#### Region boundary data
※ ※ ※
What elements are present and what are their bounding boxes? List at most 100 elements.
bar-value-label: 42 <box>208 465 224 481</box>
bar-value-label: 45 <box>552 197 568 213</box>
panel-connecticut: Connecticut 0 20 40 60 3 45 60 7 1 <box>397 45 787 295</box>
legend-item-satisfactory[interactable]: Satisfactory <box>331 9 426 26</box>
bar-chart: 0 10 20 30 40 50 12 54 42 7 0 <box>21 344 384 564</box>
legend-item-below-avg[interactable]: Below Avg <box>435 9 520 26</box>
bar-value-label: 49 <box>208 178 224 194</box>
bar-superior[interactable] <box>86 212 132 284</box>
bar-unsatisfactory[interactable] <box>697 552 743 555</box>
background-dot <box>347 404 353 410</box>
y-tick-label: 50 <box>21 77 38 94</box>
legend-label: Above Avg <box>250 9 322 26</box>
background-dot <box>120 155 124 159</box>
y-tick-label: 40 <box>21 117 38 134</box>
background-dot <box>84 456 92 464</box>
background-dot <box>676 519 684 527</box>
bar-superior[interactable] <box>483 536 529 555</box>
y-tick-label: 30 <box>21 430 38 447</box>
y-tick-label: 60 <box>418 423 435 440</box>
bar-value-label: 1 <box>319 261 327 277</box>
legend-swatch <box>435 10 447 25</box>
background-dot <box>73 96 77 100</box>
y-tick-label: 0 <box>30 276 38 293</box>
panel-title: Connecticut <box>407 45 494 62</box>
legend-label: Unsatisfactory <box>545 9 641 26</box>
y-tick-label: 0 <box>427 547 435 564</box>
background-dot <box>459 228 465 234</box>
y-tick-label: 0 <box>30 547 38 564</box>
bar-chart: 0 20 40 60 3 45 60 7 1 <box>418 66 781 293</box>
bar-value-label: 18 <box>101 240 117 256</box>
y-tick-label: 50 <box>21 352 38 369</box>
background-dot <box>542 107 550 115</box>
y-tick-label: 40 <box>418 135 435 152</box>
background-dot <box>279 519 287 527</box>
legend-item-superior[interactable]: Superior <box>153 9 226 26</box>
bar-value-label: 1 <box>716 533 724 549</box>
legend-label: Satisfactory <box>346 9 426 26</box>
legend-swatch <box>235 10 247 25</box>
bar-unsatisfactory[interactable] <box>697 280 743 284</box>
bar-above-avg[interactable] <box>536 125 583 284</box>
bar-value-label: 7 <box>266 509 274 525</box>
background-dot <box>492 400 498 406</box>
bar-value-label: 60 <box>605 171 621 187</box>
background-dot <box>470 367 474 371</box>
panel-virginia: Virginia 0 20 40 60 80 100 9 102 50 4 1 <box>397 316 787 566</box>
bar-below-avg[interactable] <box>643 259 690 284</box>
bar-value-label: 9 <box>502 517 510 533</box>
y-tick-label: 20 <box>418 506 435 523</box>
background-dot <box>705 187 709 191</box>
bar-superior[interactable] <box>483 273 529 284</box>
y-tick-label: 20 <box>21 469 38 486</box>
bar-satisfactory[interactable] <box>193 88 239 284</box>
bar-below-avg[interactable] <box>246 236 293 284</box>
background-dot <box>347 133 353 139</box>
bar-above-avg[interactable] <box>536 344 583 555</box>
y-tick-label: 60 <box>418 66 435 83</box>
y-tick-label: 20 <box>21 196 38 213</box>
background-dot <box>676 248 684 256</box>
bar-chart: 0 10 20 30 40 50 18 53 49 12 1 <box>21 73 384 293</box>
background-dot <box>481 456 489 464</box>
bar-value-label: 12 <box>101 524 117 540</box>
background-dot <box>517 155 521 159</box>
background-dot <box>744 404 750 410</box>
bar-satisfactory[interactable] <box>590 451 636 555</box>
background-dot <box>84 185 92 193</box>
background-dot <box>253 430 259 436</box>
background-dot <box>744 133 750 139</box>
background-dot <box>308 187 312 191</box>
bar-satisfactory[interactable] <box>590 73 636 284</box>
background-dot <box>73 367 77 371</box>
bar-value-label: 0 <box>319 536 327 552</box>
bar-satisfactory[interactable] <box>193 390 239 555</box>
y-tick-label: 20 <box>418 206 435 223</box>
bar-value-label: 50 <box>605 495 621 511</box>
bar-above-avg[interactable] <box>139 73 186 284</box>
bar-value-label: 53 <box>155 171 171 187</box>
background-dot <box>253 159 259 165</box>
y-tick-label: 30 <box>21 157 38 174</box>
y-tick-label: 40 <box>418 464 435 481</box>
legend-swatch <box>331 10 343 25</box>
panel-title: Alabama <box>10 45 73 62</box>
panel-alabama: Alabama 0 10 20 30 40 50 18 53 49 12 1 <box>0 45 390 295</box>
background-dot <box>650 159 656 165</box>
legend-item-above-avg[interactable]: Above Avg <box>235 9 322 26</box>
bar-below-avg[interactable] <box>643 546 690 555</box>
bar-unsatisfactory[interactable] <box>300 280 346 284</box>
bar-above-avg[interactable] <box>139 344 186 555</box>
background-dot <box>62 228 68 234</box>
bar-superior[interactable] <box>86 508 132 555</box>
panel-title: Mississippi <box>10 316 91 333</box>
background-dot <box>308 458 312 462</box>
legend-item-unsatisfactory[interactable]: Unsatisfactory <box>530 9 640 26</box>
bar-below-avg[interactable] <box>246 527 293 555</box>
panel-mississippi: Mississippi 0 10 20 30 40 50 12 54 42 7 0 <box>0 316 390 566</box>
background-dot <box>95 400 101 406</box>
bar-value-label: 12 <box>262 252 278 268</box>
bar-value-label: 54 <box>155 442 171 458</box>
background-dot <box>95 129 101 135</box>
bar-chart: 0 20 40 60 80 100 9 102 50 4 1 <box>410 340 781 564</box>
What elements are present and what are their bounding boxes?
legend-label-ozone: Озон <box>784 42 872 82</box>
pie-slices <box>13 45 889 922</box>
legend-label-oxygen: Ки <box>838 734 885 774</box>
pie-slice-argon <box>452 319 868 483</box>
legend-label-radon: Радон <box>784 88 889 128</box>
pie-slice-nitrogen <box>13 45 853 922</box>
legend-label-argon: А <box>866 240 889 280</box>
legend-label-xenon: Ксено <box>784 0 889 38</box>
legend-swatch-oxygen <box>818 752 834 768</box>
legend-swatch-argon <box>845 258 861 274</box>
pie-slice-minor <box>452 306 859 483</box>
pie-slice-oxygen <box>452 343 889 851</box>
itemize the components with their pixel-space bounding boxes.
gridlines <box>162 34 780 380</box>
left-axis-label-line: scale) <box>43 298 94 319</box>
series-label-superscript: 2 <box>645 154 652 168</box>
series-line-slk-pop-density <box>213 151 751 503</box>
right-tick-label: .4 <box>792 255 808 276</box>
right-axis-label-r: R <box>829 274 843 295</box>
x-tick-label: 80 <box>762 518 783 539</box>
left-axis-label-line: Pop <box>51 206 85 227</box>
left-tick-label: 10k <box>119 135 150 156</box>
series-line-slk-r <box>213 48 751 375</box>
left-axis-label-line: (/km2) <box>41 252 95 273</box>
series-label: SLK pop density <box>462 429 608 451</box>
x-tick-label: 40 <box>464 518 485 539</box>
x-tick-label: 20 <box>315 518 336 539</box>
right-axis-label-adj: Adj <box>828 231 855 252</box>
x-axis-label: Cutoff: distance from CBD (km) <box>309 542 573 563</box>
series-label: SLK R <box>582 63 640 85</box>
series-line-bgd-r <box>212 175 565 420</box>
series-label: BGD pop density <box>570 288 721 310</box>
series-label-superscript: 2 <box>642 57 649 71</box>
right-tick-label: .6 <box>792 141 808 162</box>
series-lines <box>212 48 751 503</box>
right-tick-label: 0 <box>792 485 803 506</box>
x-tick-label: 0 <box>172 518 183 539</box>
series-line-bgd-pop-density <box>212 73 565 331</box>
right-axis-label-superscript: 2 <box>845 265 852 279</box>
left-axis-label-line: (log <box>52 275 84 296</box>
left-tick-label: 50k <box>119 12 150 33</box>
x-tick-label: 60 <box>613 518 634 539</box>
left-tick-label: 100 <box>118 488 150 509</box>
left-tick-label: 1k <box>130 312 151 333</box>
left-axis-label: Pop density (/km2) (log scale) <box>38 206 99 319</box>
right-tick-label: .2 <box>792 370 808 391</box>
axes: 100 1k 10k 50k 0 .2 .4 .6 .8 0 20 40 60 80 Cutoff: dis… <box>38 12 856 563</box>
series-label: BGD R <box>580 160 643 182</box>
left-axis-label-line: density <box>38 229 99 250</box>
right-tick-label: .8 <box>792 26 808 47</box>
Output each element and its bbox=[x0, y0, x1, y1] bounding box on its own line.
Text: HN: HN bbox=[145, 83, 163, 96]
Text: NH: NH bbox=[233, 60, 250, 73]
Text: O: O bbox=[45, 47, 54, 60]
※ ※ ※
#### Given task
Output the lines from the start of the data through the line containing "y-tick-label: 40 <box>418 135 435 152</box>" as a JSON list of strings, one string per line, omitting any blank lines.

#### Answer for the task
[
  "What elements are present and what are their bounding boxes? List at most 100 elements.",
  "bar-value-label: 42 <box>208 465 224 481</box>",
  "bar-value-label: 45 <box>552 197 568 213</box>",
  "panel-connecticut: Connecticut 0 20 40 60 3 45 60 7 1 <box>397 45 787 295</box>",
  "legend-item-satisfactory[interactable]: Satisfactory <box>331 9 426 26</box>",
  "bar-chart: 0 10 20 30 40 50 12 54 42 7 0 <box>21 344 384 564</box>",
  "legend-item-below-avg[interactable]: Below Avg <box>435 9 520 26</box>",
  "bar-value-label: 49 <box>208 178 224 194</box>",
  "bar-superior[interactable] <box>86 212 132 284</box>",
  "bar-unsatisfactory[interactable] <box>697 552 743 555</box>",
  "background-dot <box>347 404 353 410</box>",
  "y-tick-label: 50 <box>21 77 38 94</box>",
  "legend-label: Above Avg <box>250 9 322 26</box>",
  "background-dot <box>120 155 124 159</box>",
  "y-tick-label: 40 <box>21 117 38 134</box>",
  "background-dot <box>84 456 92 464</box>",
  "background-dot <box>676 519 684 527</box>",
  "bar-superior[interactable] <box>483 536 529 555</box>",
  "y-tick-label: 30 <box>21 430 38 447</box>",
  "y-tick-label: 60 <box>418 423 435 440</box>",
  "bar-value-label: 1 <box>319 261 327 277</box>",
  "legend-swatch <box>435 10 447 25</box>",
  "background-dot <box>73 96 77 100</box>",
  "y-tick-label: 0 <box>30 276 38 293</box>",
  "panel-title: Connecticut <box>407 45 494 62</box>",
  "legend-label: Unsatisfactory <box>545 9 641 26</box>",
  "y-tick-label: 0 <box>427 547 435 564</box>",
  "background-dot <box>459 228 465 234</box>",
  "y-tick-label: 0 <box>30 547 38 564</box>",
  "bar-chart: 0 20 40 60 3 45 60 7 1 <box>418 66 781 293</box>",
  "bar-value-label: 18 <box>101 240 117 256</box>",
  "y-tick-label: 50 <box>21 352 38 369</box>",
  "background-dot <box>542 107 550 115</box>",
  "y-tick-label: 40 <box>418 135 435 152</box>"
]